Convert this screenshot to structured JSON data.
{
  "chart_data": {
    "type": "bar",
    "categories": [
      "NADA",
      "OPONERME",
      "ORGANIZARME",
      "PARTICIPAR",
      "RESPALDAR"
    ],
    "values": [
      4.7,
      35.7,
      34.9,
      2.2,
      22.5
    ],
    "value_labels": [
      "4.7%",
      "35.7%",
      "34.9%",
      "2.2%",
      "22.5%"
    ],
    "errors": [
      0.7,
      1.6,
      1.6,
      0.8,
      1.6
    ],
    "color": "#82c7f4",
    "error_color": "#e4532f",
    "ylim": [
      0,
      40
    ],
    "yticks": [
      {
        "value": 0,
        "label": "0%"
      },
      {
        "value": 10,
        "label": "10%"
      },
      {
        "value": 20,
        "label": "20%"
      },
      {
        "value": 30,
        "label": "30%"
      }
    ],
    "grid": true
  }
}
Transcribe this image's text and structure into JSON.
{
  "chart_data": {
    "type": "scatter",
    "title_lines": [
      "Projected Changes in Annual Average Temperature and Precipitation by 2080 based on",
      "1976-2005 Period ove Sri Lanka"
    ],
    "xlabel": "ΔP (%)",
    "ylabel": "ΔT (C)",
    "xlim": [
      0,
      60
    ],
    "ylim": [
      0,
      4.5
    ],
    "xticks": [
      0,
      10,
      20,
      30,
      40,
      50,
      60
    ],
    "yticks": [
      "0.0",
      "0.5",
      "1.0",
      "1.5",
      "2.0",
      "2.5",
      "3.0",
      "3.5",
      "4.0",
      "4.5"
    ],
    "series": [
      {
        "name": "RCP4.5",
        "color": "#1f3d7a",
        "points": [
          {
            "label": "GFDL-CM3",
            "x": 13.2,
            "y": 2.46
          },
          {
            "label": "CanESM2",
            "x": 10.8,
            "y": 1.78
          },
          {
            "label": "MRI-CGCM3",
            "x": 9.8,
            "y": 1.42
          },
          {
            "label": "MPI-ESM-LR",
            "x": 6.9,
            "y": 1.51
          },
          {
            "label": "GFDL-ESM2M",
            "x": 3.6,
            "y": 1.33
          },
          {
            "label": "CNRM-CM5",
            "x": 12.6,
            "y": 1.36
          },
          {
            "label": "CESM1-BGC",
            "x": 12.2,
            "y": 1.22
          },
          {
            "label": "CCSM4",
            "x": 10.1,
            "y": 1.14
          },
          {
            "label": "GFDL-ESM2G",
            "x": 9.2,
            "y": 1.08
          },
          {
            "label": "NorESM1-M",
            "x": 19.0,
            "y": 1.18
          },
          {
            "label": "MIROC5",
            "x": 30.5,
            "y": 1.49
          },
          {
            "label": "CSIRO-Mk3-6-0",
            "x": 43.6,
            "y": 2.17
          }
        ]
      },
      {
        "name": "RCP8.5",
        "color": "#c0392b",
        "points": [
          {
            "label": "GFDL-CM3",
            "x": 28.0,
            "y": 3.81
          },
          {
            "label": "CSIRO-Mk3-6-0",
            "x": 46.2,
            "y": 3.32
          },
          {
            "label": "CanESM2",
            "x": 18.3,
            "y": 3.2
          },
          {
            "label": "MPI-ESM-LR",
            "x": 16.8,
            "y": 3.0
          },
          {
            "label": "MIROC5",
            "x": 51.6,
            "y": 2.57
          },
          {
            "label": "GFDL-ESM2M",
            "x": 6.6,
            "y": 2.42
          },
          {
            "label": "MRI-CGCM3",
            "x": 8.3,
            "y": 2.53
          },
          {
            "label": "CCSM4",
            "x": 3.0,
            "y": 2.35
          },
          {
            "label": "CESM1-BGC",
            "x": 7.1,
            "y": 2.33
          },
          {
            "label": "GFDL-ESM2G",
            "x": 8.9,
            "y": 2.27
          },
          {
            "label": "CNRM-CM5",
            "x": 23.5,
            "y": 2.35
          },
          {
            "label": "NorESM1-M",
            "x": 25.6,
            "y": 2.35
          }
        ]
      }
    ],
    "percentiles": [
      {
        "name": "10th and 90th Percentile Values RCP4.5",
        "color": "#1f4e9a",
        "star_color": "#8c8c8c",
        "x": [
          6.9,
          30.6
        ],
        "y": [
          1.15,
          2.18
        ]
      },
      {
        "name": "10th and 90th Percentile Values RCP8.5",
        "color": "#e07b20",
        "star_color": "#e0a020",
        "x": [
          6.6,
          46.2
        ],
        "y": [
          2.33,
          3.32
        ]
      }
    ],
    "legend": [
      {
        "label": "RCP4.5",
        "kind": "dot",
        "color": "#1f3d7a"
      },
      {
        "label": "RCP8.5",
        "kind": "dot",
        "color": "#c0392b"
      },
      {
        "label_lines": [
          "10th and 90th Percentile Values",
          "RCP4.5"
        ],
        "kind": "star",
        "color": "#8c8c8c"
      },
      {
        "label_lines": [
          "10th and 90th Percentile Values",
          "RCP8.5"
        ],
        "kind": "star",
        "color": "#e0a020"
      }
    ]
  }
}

========

CHALLENGE: Make an exact copy of the listing, including every line.

EXERCISE RESULT:
Convert this screenshot to structured JSON data.
{
  "chart_data": {
    "type": "bar",
    "categories": [
      "NADA",
      "OPONERME",
      "ORGANIZARME",
      "PARTICIPAR",
      "RESPALDAR"
    ],
    "values": [
      4.7,
      35.7,
      34.9,
      2.2,
      22.5
    ],
    "value_labels": [
      "4.7%",
      "35.7%",
      "34.9%",
      "2.2%",
      "22.5%"
    ],
    "errors": [
      0.7,
      1.6,
      1.6,
      0.8,
      1.6
    ],
    "color": "#82c7f4",
    "error_color": "#e4532f",
    "ylim": [
      0,
      40
    ],
    "yticks": [
      {
        "value": 0,
        "label": "0%"
      },
      {
        "value": 10,
        "label": "10%"
      },
      {
        "value": 20,
        "label": "20%"
      },
      {
        "value": 30,
        "label": "30%"
      }
    ],
    "grid": true
  }
}
Transcribe this image's text and structure into JSON.
{
  "chart_data": {
    "type": "scatter",
    "title_lines": [
      "Projected Changes in Annual Average Temperature and Precipitation by 2080 based on",
      "1976-2005 Period ove Sri Lanka"
    ],
    "xlabel": "ΔP (%)",
    "ylabel": "ΔT (C)",
    "xlim": [
      0,
      60
    ],
    "ylim": [
      0,
      4.5
    ],
    "xticks": [
      0,
      10,
      20,
      30,
      40,
      50,
      60
    ],
    "yticks": [
      "0.0",
      "0.5",
      "1.0",
      "1.5",
      "2.0",
      "2.5",
      "3.0",
      "3.5",
      "4.0",
      "4.5"
    ],
    "series": [
      {
        "name": "RCP4.5",
        "color": "#1f3d7a",
        "points": [
          {
            "label": "GFDL-CM3",
            "x": 13.2,
            "y": 2.46
          },
          {
            "label": "CanESM2",
            "x": 10.8,
            "y": 1.78
          },
          {
            "label": "MRI-CGCM3",
            "x": 9.8,
            "y": 1.42
          },
          {
            "label": "MPI-ESM-LR",
            "x": 6.9,
            "y": 1.51
          },
          {
            "label": "GFDL-ESM2M",
            "x": 3.6,
            "y": 1.33
          },
          {
            "label": "CNRM-CM5",
            "x": 12.6,
            "y": 1.36
          },
          {
            "label": "CESM1-BGC",
            "x": 12.2,
            "y": 1.22
          },
          {
            "label": "CCSM4",
            "x": 10.1,
            "y": 1.14
          },
          {
            "label": "GFDL-ESM2G",
            "x": 9.2,
            "y": 1.08
          },
          {
            "label": "NorESM1-M",
            "x": 19.0,
            "y": 1.18
          },
          {
            "label": "MIROC5",
            "x": 30.5,
            "y": 1.49
          },
          {
            "label": "CSIRO-Mk3-6-0",
            "x": 43.6,
            "y": 2.17
          }
        ]
      },
      {
        "name": "RCP8.5",
        "color": "#c0392b",
        "points": [
          {
            "label": "GFDL-CM3",
            "x": 28.0,
            "y": 3.81
          },
          {
            "label": "CSIRO-Mk3-6-0",
            "x": 46.2,
            "y": 3.32
          },
          {
            "label": "CanESM2",
            "x": 18.3,
            "y": 3.2
          },
          {
            "label": "MPI-ESM-LR",
            "x": 16.8,
            "y": 3.0
          },
          {
            "label": "MIROC5",
            "x": 51.6,
            "y": 2.57
          },
          {
            "label": "GFDL-ESM2M",
            "x": 6.6,
            "y": 2.42
          },
          {
            "label": "MRI-CGCM3",
            "x": 8.3,
            "y": 2.53
          },
          {
            "label": "CCSM4",
            "x": 3.0,
            "y": 2.35
          },
          {
            "label": "CESM1-BGC",
            "x": 7.1,
            "y": 2.33
          },
          {
            "label": "GFDL-ESM2G",
            "x": 8.9,
            "y": 2.27
          },
          {
            "label": "CNRM-CM5",
            "x": 23.5,
            "y": 2.35
          },
          {
            "label": "NorESM1-M",
            "x": 25.6,
            "y": 2.35
          }
        ]
      }
    ],
    "percentiles": [
      {
        "name": "10th and 90th Percentile Values RCP4.5",
        "color": "#1f4e9a",
        "star_color": "#8c8c8c",
        "x": [
          6.9,
          30.6
        ],
        "y": [
          1.15,
          2.18
        ]
      },
      {
        "name": "10th and 90th Percentile Values RCP8.5",
        "color": "#e07b20",
        "star_color": "#e0a020",
        "x": [
          6.6,
          46.2
        ],
        "y": [
          2.33,
          3.32
        ]
      }
    ],
    "legend": [
      {
        "label": "RCP4.5",
        "kind": "dot",
        "color": "#1f3d7a"
      },
      {
        "label": "RCP8.5",
        "kind": "dot",
        "color": "#c0392b"
      },
      {
        "label_lines": [
          "10th and 90th Percentile Values",
          "RCP4.5"
        ],
        "kind": "star",
        "color": "#8c8c8c"
      },
      {
        "label_lines": [
          "10th and 90th Percentile Values",
          "RCP8.5"
        ],
        "kind": "star",
        "color": "#e0a020"
      }
    ]
  }
}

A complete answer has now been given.